YOUR GOAL: List each line holding the string "afternoon".
★ ★ ★ ★
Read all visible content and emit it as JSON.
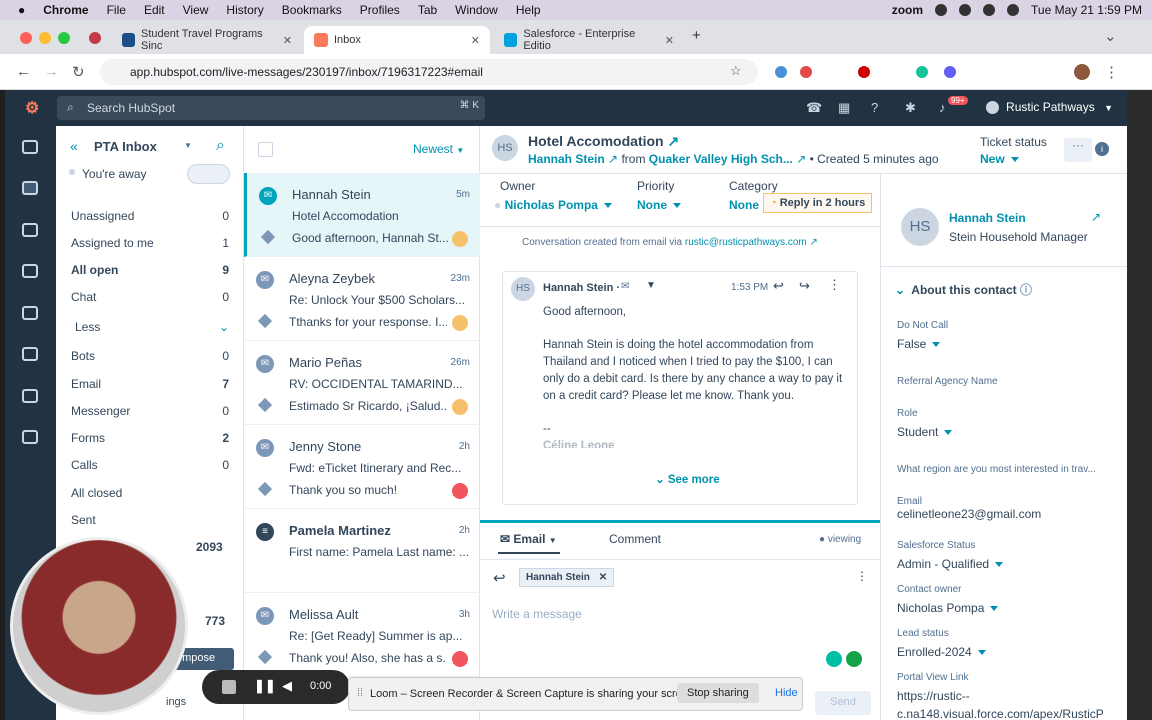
{
  "menubar": {
    "items": [
      "Chrome",
      "File",
      "Edit",
      "View",
      "History",
      "Bookmarks",
      "Profiles",
      "Tab",
      "Window",
      "Help"
    ],
    "datetime": "Tue May 21  1:59 PM",
    "zoom_label": "zoom"
  },
  "tabs": [
    {
      "title": "Student Travel Programs Sinc",
      "favicon_color": "#1a4f8a"
    },
    {
      "title": "Inbox",
      "favicon_color": "#ff7a59"
    },
    {
      "title": "Salesforce - Enterprise Editio",
      "favicon_color": "#00a1e0"
    }
  ],
  "url": "app.hubspot.com/live-messages/230197/inbox/7196317223#email",
  "header": {
    "search_placeholder": "Search HubSpot",
    "kbd": "⌘ K",
    "notifications": "99+",
    "account": "Rustic Pathways"
  },
  "inbox": {
    "title": "PTA Inbox",
    "status": "You're away",
    "sort": "Newest",
    "items": [
      {
        "label": "Unassigned",
        "count": "0"
      },
      {
        "label": "Assigned to me",
        "count": "1"
      },
      {
        "label": "All open",
        "count": "9"
      },
      {
        "label": "Chat",
        "count": "0"
      },
      {
        "label": "Less",
        "count": ""
      },
      {
        "label": "Bots",
        "count": "0"
      },
      {
        "label": "Email",
        "count": "7"
      },
      {
        "label": "Messenger",
        "count": "0"
      },
      {
        "label": "Forms",
        "count": "2"
      },
      {
        "label": "Calls",
        "count": "0"
      },
      {
        "label": "All closed",
        "count": ""
      },
      {
        "label": "Sent",
        "count": ""
      }
    ],
    "extra_count_1": "2093",
    "extra_count_2": "773",
    "compose_label": "ompose",
    "settings_label": "ings"
  },
  "conversations": [
    {
      "name": "Hannah Stein",
      "time": "5m",
      "subject": "Hotel Accomodation",
      "preview": "Good afternoon, Hannah St...",
      "badge": "#f5c26b"
    },
    {
      "name": "Aleyna Zeybek",
      "time": "23m",
      "subject": "Re: Unlock Your $500 Scholars...",
      "preview": "Tthanks for your response. I...",
      "badge": "#f5c26b"
    },
    {
      "name": "Mario Peñas",
      "time": "26m",
      "subject": "RV: OCCIDENTAL TAMARIND...",
      "preview": "Estimado Sr Ricardo, ¡Salud...",
      "badge": "#f5c26b"
    },
    {
      "name": "Jenny Stone",
      "time": "2h",
      "subject": "Fwd: eTicket Itinerary and Rec...",
      "preview": "Thank you so much!",
      "badge": "#f2545b"
    },
    {
      "name": "Pamela Martinez",
      "time": "2h",
      "subject": "First name: Pamela Last name: ...",
      "preview": "",
      "badge": ""
    },
    {
      "name": "Melissa Ault",
      "time": "3h",
      "subject": "Re: [Get Ready] Summer is ap...",
      "preview": "Thank you! Also, she has a s...",
      "badge": "#f2545b"
    }
  ],
  "ticket": {
    "avatar": "HS",
    "title": "Hotel Accomodation",
    "contact": "Hannah Stein",
    "from_text": "from",
    "company": "Quaker Valley High Sch...",
    "created": "• Created 5 minutes ago",
    "status_label": "Ticket status",
    "status_value": "New",
    "owner_label": "Owner",
    "owner_value": "Nicholas Pompa",
    "priority_label": "Priority",
    "priority_value": "None",
    "category_label": "Category",
    "category_value": "None",
    "sla": "Reply in 2 hours"
  },
  "message": {
    "created_via": "Conversation created from email via",
    "via_address": "rustic@rusticpathways.com",
    "sender": "Hannah Stein ·",
    "time": "1:53 PM",
    "greeting": "Good afternoon,",
    "body": "Hannah Stein is doing the hotel accommodation from Thailand and I noticed when I tried to pay the $100, I can only do a debit card. Is there by any chance a way to pay it on a credit card? Please let me know. Thank you.",
    "sig_dash": "--",
    "sig_name": "Céline Leone",
    "see_more": "See more"
  },
  "composer": {
    "tab_email": "Email",
    "tab_comment": "Comment",
    "viewing": "viewing",
    "recipient": "Hannah Stein",
    "placeholder": "Write a message",
    "send": "Send"
  },
  "contact": {
    "avatar": "HS",
    "name": "Hannah Stein",
    "title": "Stein Household Manager",
    "section": "About this contact",
    "props": [
      {
        "label": "Do Not Call",
        "value": "False"
      },
      {
        "label": "Referral Agency Name",
        "value": ""
      },
      {
        "label": "Role",
        "value": "Student"
      },
      {
        "label": "What region are you most interested in trav...",
        "value": ""
      },
      {
        "label": "Email",
        "value": "celinetleone23@gmail.com"
      },
      {
        "label": "Salesforce Status",
        "value": "Admin - Qualified"
      },
      {
        "label": "Contact owner",
        "value": "Nicholas Pompa"
      },
      {
        "label": "Lead status",
        "value": "Enrolled-2024"
      },
      {
        "label": "Portal View Link",
        "value": "https://rustic--"
      },
      {
        "label": "",
        "value": "c.na148.visual.force.com/apex/RusticP"
      }
    ]
  },
  "loom": {
    "timer": "0:00",
    "message": "Loom – Screen Recorder & Screen Capture is sharing your screen.",
    "stop": "Stop sharing",
    "hide": "Hide"
  }
}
★ ★ ★ ★
RESULT FOR THIS EXERCISE:
      "preview": "Good afternoon, Hannah St...",
    "greeting": "Good afternoon,",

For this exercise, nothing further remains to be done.